*A run of records*.
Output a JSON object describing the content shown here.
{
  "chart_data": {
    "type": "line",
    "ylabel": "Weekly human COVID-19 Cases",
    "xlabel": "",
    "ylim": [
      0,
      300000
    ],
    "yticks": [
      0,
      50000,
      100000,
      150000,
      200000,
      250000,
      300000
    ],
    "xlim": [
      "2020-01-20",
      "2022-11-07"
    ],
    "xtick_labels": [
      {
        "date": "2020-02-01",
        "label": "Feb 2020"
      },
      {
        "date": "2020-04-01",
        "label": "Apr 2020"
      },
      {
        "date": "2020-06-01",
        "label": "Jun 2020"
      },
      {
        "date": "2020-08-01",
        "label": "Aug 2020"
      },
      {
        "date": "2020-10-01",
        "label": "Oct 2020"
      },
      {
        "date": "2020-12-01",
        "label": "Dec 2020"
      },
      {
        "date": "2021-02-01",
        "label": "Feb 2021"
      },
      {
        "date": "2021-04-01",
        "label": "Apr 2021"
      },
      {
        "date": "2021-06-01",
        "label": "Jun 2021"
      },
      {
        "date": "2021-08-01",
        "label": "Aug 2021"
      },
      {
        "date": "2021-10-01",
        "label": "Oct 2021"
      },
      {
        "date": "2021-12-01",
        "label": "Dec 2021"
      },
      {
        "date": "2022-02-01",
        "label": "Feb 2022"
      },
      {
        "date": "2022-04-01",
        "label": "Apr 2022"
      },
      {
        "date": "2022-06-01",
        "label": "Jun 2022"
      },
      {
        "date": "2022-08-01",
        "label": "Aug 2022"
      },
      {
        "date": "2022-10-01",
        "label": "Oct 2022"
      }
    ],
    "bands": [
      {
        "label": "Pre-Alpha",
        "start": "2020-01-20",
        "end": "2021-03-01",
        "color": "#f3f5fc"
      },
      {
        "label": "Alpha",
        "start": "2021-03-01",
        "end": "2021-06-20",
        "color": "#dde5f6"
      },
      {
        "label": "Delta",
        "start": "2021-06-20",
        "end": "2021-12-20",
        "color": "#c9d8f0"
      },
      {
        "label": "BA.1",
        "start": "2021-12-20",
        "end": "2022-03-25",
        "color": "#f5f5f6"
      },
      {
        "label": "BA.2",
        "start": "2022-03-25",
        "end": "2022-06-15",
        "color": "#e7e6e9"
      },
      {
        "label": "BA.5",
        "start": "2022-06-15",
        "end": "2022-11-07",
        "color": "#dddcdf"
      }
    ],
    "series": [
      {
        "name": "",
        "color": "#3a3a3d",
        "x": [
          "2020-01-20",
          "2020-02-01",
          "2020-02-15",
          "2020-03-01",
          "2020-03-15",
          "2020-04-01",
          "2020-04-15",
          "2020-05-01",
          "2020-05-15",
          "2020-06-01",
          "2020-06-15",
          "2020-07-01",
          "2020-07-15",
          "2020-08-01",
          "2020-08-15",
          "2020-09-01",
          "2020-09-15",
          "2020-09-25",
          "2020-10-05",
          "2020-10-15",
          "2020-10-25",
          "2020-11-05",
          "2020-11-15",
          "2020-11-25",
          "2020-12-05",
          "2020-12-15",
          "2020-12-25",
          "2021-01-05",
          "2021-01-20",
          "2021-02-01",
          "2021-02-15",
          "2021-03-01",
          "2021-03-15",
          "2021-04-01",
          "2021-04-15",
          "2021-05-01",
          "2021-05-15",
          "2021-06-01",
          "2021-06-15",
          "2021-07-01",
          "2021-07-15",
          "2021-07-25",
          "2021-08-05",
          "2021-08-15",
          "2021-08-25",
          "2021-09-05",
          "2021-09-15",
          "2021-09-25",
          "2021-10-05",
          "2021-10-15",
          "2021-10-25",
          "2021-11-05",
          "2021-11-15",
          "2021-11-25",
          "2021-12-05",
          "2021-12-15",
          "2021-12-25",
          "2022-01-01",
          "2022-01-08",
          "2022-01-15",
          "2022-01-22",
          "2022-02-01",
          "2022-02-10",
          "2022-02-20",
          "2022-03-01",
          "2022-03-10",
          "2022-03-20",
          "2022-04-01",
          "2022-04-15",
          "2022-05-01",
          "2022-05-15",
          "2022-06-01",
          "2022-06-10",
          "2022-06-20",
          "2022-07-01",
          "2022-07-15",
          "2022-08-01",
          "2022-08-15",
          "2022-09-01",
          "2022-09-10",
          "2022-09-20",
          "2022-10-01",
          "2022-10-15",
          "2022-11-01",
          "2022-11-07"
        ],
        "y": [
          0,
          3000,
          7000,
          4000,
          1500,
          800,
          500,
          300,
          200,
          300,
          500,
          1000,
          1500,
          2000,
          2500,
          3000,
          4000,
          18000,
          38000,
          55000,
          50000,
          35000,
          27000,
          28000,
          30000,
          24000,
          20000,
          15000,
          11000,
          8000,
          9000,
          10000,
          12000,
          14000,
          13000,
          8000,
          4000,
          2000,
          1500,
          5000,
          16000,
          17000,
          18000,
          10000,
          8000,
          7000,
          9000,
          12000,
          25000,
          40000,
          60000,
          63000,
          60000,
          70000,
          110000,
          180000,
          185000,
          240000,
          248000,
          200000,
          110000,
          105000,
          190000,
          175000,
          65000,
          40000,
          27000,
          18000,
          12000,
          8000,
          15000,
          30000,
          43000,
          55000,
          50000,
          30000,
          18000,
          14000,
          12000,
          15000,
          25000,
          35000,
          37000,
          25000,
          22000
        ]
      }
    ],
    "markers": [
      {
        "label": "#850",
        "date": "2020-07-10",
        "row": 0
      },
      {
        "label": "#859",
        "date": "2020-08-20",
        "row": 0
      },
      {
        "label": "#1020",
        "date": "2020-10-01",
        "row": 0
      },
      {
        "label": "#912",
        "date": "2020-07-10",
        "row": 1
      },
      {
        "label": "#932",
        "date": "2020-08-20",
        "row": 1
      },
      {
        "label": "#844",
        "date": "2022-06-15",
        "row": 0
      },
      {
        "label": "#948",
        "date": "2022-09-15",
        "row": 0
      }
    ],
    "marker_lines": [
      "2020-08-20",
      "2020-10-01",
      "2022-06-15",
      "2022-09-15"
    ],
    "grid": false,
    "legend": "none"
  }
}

*Written exercise*.
In the material above, find the lines that contain "color" and show them.

*Output for this exercise*.
        "color": "#f3f5fc"
        "color": "#dde5f6"
        "color": "#c9d8f0"
        "color": "#f5f5f6"
        "color": "#e7e6e9"
        "color": "#dddcdf"
        "color": "#3a3a3d",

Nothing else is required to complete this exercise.